● **What the task asks**: What follows is a listing to be transcribed exactly.
____
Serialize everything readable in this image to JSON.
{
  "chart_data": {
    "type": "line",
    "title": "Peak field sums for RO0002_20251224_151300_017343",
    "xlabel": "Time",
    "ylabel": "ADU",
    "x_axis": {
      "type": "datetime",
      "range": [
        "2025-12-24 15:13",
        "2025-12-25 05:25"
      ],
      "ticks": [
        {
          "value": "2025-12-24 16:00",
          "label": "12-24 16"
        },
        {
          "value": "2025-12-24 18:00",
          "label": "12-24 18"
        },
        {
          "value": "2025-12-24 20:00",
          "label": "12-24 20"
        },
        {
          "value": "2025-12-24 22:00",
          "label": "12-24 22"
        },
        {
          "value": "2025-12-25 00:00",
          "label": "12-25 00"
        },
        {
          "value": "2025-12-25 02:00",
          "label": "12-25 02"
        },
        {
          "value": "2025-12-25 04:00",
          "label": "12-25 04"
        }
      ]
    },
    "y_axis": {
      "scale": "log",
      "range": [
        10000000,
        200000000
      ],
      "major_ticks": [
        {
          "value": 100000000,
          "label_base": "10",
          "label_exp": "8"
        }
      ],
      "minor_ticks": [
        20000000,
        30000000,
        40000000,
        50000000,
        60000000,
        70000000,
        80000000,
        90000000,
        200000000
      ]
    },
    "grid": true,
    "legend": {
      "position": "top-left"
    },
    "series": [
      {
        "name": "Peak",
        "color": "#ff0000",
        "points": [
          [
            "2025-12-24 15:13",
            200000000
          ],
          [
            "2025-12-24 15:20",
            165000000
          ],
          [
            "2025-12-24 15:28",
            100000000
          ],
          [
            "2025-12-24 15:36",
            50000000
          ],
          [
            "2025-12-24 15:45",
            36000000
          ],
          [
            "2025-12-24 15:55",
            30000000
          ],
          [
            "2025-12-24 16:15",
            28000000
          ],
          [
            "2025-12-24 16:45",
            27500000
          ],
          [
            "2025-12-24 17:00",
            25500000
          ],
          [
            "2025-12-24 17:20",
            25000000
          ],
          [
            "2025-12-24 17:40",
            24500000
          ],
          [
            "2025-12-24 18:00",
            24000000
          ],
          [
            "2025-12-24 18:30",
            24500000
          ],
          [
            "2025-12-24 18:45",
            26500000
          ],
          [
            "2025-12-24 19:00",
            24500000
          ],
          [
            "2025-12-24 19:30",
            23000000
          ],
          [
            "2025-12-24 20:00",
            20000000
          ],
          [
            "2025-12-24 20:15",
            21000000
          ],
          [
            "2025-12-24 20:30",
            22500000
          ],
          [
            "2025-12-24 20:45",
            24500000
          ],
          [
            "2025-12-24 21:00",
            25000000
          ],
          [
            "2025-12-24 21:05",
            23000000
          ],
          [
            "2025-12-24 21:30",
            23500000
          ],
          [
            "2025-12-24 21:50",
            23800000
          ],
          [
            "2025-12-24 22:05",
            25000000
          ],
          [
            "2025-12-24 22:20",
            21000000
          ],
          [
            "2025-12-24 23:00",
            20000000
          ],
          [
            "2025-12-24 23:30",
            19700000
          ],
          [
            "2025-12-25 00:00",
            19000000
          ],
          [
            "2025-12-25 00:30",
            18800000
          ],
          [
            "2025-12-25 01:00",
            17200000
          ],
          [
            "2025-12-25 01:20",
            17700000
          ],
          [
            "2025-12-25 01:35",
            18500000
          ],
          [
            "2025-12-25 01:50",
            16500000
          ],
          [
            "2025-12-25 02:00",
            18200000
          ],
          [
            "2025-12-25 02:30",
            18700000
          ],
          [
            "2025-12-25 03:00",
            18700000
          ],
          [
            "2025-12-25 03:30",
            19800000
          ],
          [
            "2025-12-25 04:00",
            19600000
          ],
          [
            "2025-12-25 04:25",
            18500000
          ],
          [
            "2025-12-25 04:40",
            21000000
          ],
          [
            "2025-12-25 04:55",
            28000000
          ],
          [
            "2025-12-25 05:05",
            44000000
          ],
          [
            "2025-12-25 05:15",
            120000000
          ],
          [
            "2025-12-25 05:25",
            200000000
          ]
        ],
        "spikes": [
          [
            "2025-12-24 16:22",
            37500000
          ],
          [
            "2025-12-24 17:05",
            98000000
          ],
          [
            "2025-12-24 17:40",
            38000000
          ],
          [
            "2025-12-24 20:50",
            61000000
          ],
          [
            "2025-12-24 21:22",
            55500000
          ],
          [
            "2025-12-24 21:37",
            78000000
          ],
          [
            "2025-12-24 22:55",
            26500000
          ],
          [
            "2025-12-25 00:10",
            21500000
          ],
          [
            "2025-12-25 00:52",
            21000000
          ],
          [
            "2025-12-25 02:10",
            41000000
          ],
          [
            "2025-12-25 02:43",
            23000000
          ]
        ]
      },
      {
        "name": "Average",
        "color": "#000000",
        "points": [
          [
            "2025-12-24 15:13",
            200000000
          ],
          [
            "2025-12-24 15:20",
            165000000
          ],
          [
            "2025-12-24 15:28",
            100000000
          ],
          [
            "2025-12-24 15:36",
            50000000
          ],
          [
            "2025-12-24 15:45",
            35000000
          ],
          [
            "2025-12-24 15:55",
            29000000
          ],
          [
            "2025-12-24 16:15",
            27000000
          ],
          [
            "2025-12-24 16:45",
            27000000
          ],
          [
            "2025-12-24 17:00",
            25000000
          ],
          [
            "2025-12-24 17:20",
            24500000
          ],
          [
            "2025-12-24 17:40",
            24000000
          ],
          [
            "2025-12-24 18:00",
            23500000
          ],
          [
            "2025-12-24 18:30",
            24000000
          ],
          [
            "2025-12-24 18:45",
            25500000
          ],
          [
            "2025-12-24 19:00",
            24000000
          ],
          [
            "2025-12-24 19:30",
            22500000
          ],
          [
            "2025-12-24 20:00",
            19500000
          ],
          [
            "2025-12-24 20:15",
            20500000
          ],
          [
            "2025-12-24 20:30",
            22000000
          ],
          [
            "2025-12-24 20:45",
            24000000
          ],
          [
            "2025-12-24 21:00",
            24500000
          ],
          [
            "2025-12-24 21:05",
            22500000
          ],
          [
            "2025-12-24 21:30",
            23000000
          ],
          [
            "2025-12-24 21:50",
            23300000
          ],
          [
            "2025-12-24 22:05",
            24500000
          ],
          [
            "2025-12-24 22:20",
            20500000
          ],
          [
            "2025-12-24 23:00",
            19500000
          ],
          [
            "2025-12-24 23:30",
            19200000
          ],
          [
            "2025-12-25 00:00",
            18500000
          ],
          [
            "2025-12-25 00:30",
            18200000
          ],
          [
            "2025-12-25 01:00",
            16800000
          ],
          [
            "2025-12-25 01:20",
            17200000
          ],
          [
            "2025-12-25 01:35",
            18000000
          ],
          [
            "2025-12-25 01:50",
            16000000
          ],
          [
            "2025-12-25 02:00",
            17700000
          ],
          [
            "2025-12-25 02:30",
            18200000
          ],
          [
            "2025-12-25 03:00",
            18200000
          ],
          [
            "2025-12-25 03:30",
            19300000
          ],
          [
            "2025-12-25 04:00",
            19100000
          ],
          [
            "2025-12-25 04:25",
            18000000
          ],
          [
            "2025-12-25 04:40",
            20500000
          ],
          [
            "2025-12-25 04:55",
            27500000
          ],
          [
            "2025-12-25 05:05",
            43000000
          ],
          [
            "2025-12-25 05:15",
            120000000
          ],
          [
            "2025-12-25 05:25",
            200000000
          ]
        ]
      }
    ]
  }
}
____
● **Solution to the exercise**:
Serialize everything readable in this image to JSON.
{
  "chart_data": {
    "type": "line",
    "title": "Peak field sums for RO0002_20251224_151300_017343",
    "xlabel": "Time",
    "ylabel": "ADU",
    "x_axis": {
      "type": "datetime",
      "range": [
        "2025-12-24 15:13",
        "2025-12-25 05:25"
      ],
      "ticks": [
        {
          "value": "2025-12-24 16:00",
          "label": "12-24 16"
        },
        {
          "value": "2025-12-24 18:00",
          "label": "12-24 18"
        },
        {
          "value": "2025-12-24 20:00",
          "label": "12-24 20"
        },
        {
          "value": "2025-12-24 22:00",
          "label": "12-24 22"
        },
        {
          "value": "2025-12-25 00:00",
          "label": "12-25 00"
        },
        {
          "value": "2025-12-25 02:00",
          "label": "12-25 02"
        },
        {
          "value": "2025-12-25 04:00",
          "label": "12-25 04"
        }
      ]
    },
    "y_axis": {
      "scale": "log",
      "range": [
        10000000,
        200000000
      ],
      "major_ticks": [
        {
          "value": 100000000,
          "label_base": "10",
          "label_exp": "8"
        }
      ],
      "minor_ticks": [
        20000000,
        30000000,
        40000000,
        50000000,
        60000000,
        70000000,
        80000000,
        90000000,
        200000000
      ]
    },
    "grid": true,
    "legend": {
      "position": "top-left"
    },
    "series": [
      {
        "name": "Peak",
        "color": "#ff0000",
        "points": [
          [
            "2025-12-24 15:13",
            200000000
          ],
          [
            "2025-12-24 15:20",
            165000000
          ],
          [
            "2025-12-24 15:28",
            100000000
          ],
          [
            "2025-12-24 15:36",
            50000000
          ],
          [
            "2025-12-24 15:45",
            36000000
          ],
          [
            "2025-12-24 15:55",
            30000000
          ],
          [
            "2025-12-24 16:15",
            28000000
          ],
          [
            "2025-12-24 16:45",
            27500000
          ],
          [
            "2025-12-24 17:00",
            25500000
          ],
          [
            "2025-12-24 17:20",
            25000000
          ],
          [
            "2025-12-24 17:40",
            24500000
          ],
          [
            "2025-12-24 18:00",
            24000000
          ],
          [
            "2025-12-24 18:30",
            24500000
          ],
          [
            "2025-12-24 18:45",
            26500000
          ],
          [
            "2025-12-24 19:00",
            24500000
          ],
          [
            "2025-12-24 19:30",
            23000000
          ],
          [
            "2025-12-24 20:00",
            20000000
          ],
          [
            "2025-12-24 20:15",
            21000000
          ],
          [
            "2025-12-24 20:30",
            22500000
          ],
          [
            "2025-12-24 20:45",
            24500000
          ],
          [
            "2025-12-24 21:00",
            25000000
          ],
          [
            "2025-12-24 21:05",
            23000000
          ],
          [
            "2025-12-24 21:30",
            23500000
          ],
          [
            "2025-12-24 21:50",
            23800000
          ],
          [
            "2025-12-24 22:05",
            25000000
          ],
          [
            "2025-12-24 22:20",
            21000000
          ],
          [
            "2025-12-24 23:00",
            20000000
          ],
          [
            "2025-12-24 23:30",
            19700000
          ],
          [
            "2025-12-25 00:00",
            19000000
          ],
          [
            "2025-12-25 00:30",
            18800000
          ],
          [
            "2025-12-25 01:00",
            17200000
          ],
          [
            "2025-12-25 01:20",
            17700000
          ],
          [
            "2025-12-25 01:35",
            18500000
          ],
          [
            "2025-12-25 01:50",
            16500000
          ],
          [
            "2025-12-25 02:00",
            18200000
          ],
          [
            "2025-12-25 02:30",
            18700000
          ],
          [
            "2025-12-25 03:00",
            18700000
          ],
          [
            "2025-12-25 03:30",
            19800000
          ],
          [
            "2025-12-25 04:00",
            19600000
          ],
          [
            "2025-12-25 04:25",
            18500000
          ],
          [
            "2025-12-25 04:40",
            21000000
          ],
          [
            "2025-12-25 04:55",
            28000000
          ],
          [
            "2025-12-25 05:05",
            44000000
          ],
          [
            "2025-12-25 05:15",
            120000000
          ],
          [
            "2025-12-25 05:25",
            200000000
          ]
        ],
        "spikes": [
          [
            "2025-12-24 16:22",
            37500000
          ],
          [
            "2025-12-24 17:05",
            98000000
          ],
          [
            "2025-12-24 17:40",
            38000000
          ],
          [
            "2025-12-24 20:50",
            61000000
          ],
          [
            "2025-12-24 21:22",
            55500000
          ],
          [
            "2025-12-24 21:37",
            78000000
          ],
          [
            "2025-12-24 22:55",
            26500000
          ],
          [
            "2025-12-25 00:10",
            21500000
          ],
          [
            "2025-12-25 00:52",
            21000000
          ],
          [
            "2025-12-25 02:10",
            41000000
          ],
          [
            "2025-12-25 02:43",
            23000000
          ]
        ]
      },
      {
        "name": "Average",
        "color": "#000000",
        "points": [
          [
            "2025-12-24 15:13",
            200000000
          ],
          [
            "2025-12-24 15:20",
            165000000
          ],
          [
            "2025-12-24 15:28",
            100000000
          ],
          [
            "2025-12-24 15:36",
            50000000
          ],
          [
            "2025-12-24 15:45",
            35000000
          ],
          [
            "2025-12-24 15:55",
            29000000
          ],
          [
            "2025-12-24 16:15",
            27000000
          ],
          [
            "2025-12-24 16:45",
            27000000
          ],
          [
            "2025-12-24 17:00",
            25000000
          ],
          [
            "2025-12-24 17:20",
            24500000
          ],
          [
            "2025-12-24 17:40",
            24000000
          ],
          [
            "2025-12-24 18:00",
            23500000
          ],
          [
            "2025-12-24 18:30",
            24000000
          ],
          [
            "2025-12-24 18:45",
            25500000
          ],
          [
            "2025-12-24 19:00",
            24000000
          ],
          [
            "2025-12-24 19:30",
            22500000
          ],
          [
            "2025-12-24 20:00",
            19500000
          ],
          [
            "2025-12-24 20:15",
            20500000
          ],
          [
            "2025-12-24 20:30",
            22000000
          ],
          [
            "2025-12-24 20:45",
            24000000
          ],
          [
            "2025-12-24 21:00",
            24500000
          ],
          [
            "2025-12-24 21:05",
            22500000
          ],
          [
            "2025-12-24 21:30",
            23000000
          ],
          [
            "2025-12-24 21:50",
            23300000
          ],
          [
            "2025-12-24 22:05",
            24500000
          ],
          [
            "2025-12-24 22:20",
            20500000
          ],
          [
            "2025-12-24 23:00",
            19500000
          ],
          [
            "2025-12-24 23:30",
            19200000
          ],
          [
            "2025-12-25 00:00",
            18500000
          ],
          [
            "2025-12-25 00:30",
            18200000
          ],
          [
            "2025-12-25 01:00",
            16800000
          ],
          [
            "2025-12-25 01:20",
            17200000
          ],
          [
            "2025-12-25 01:35",
            18000000
          ],
          [
            "2025-12-25 01:50",
            16000000
          ],
          [
            "2025-12-25 02:00",
            17700000
          ],
          [
            "2025-12-25 02:30",
            18200000
          ],
          [
            "2025-12-25 03:00",
            18200000
          ],
          [
            "2025-12-25 03:30",
            19300000
          ],
          [
            "2025-12-25 04:00",
            19100000
          ],
          [
            "2025-12-25 04:25",
            18000000
          ],
          [
            "2025-12-25 04:40",
            20500000
          ],
          [
            "2025-12-25 04:55",
            27500000
          ],
          [
            "2025-12-25 05:05",
            43000000
          ],
          [
            "2025-12-25 05:15",
            120000000
          ],
          [
            "2025-12-25 05:25",
            200000000
          ]
        ]
      }
    ]
  }
}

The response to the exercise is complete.